### DIRECTION
Copy each line below without leaving any out.

### TASK INPUT
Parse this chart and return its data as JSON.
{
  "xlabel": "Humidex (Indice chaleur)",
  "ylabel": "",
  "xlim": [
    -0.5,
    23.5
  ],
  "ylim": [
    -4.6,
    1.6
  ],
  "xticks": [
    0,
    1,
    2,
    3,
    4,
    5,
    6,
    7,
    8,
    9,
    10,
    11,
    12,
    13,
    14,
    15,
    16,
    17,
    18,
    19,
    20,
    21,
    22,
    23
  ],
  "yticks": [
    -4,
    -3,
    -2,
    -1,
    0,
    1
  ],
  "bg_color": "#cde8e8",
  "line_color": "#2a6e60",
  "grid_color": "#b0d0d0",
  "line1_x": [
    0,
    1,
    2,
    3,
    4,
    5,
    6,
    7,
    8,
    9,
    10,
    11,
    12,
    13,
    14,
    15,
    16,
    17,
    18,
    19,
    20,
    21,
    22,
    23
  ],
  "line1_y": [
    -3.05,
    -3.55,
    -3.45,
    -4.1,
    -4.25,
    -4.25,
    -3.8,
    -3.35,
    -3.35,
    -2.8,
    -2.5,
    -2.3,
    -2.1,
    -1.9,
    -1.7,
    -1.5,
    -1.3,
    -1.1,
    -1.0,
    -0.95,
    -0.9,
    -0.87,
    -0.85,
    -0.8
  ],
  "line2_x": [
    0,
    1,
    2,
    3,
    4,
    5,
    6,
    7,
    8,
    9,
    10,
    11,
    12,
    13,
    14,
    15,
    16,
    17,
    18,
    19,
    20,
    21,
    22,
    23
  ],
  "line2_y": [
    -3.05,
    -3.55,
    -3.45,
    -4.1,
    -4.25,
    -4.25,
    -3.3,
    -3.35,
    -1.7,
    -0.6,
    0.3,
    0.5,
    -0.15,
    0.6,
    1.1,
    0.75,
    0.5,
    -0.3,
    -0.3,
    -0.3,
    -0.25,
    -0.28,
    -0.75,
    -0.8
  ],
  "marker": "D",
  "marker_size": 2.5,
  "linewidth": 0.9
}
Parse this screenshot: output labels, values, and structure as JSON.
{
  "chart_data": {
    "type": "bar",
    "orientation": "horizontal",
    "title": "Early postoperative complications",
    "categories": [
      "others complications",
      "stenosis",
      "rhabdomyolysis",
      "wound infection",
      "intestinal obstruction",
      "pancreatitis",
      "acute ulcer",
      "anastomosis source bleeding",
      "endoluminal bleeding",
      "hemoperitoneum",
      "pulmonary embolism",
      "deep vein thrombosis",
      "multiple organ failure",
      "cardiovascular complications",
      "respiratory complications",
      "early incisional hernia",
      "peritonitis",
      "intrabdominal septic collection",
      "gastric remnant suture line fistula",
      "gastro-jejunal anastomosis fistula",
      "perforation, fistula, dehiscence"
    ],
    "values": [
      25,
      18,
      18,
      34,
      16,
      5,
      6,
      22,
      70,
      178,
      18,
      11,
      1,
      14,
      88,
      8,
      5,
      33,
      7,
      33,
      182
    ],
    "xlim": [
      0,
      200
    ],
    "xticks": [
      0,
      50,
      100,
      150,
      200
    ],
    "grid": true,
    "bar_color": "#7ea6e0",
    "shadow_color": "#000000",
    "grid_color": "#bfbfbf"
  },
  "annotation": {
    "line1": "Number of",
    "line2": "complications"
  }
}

### COMPLETED TASK
Parse this chart and return its data as JSON.
{
  "xlabel": "Humidex (Indice chaleur)",
  "ylabel": "",
  "xlim": [
    -0.5,
    23.5
  ],
  "ylim": [
    -4.6,
    1.6
  ],
  "xticks": [
    0,
    1,
    2,
    3,
    4,
    5,
    6,
    7,
    8,
    9,
    10,
    11,
    12,
    13,
    14,
    15,
    16,
    17,
    18,
    19,
    20,
    21,
    22,
    23
  ],
  "yticks": [
    -4,
    -3,
    -2,
    -1,
    0,
    1
  ],
  "bg_color": "#cde8e8",
  "line_color": "#2a6e60",
  "grid_color": "#b0d0d0",
  "line1_x": [
    0,
    1,
    2,
    3,
    4,
    5,
    6,
    7,
    8,
    9,
    10,
    11,
    12,
    13,
    14,
    15,
    16,
    17,
    18,
    19,
    20,
    21,
    22,
    23
  ],
  "line1_y": [
    -3.05,
    -3.55,
    -3.45,
    -4.1,
    -4.25,
    -4.25,
    -3.8,
    -3.35,
    -3.35,
    -2.8,
    -2.5,
    -2.3,
    -2.1,
    -1.9,
    -1.7,
    -1.5,
    -1.3,
    -1.1,
    -1.0,
    -0.95,
    -0.9,
    -0.87,
    -0.85,
    -0.8
  ],
  "line2_x": [
    0,
    1,
    2,
    3,
    4,
    5,
    6,
    7,
    8,
    9,
    10,
    11,
    12,
    13,
    14,
    15,
    16,
    17,
    18,
    19,
    20,
    21,
    22,
    23
  ],
  "line2_y": [
    -3.05,
    -3.55,
    -3.45,
    -4.1,
    -4.25,
    -4.25,
    -3.3,
    -3.35,
    -1.7,
    -0.6,
    0.3,
    0.5,
    -0.15,
    0.6,
    1.1,
    0.75,
    0.5,
    -0.3,
    -0.3,
    -0.3,
    -0.25,
    -0.28,
    -0.75,
    -0.8
  ],
  "marker": "D",
  "marker_size": 2.5,
  "linewidth": 0.9
}
Parse this screenshot: output labels, values, and structure as JSON.
{
  "chart_data": {
    "type": "bar",
    "orientation": "horizontal",
    "title": "Early postoperative complications",
    "categories": [
      "others complications",
      "stenosis",
      "rhabdomyolysis",
      "wound infection",
      "intestinal obstruction",
      "pancreatitis",
      "acute ulcer",
      "anastomosis source bleeding",
      "endoluminal bleeding",
      "hemoperitoneum",
      "pulmonary embolism",
      "deep vein thrombosis",
      "multiple organ failure",
      "cardiovascular complications",
      "respiratory complications",
      "early incisional hernia",
      "peritonitis",
      "intrabdominal septic collection",
      "gastric remnant suture line fistula",
      "gastro-jejunal anastomosis fistula",
      "perforation, fistula, dehiscence"
    ],
    "values": [
      25,
      18,
      18,
      34,
      16,
      5,
      6,
      22,
      70,
      178,
      18,
      11,
      1,
      14,
      88,
      8,
      5,
      33,
      7,
      33,
      182
    ],
    "xlim": [
      0,
      200
    ],
    "xticks": [
      0,
      50,
      100,
      150,
      200
    ],
    "grid": true,
    "bar_color": "#7ea6e0",
    "shadow_color": "#000000",
    "grid_color": "#bfbfbf"
  },
  "annotation": {
    "line1": "Number of",
    "line2": "complications"
  }
}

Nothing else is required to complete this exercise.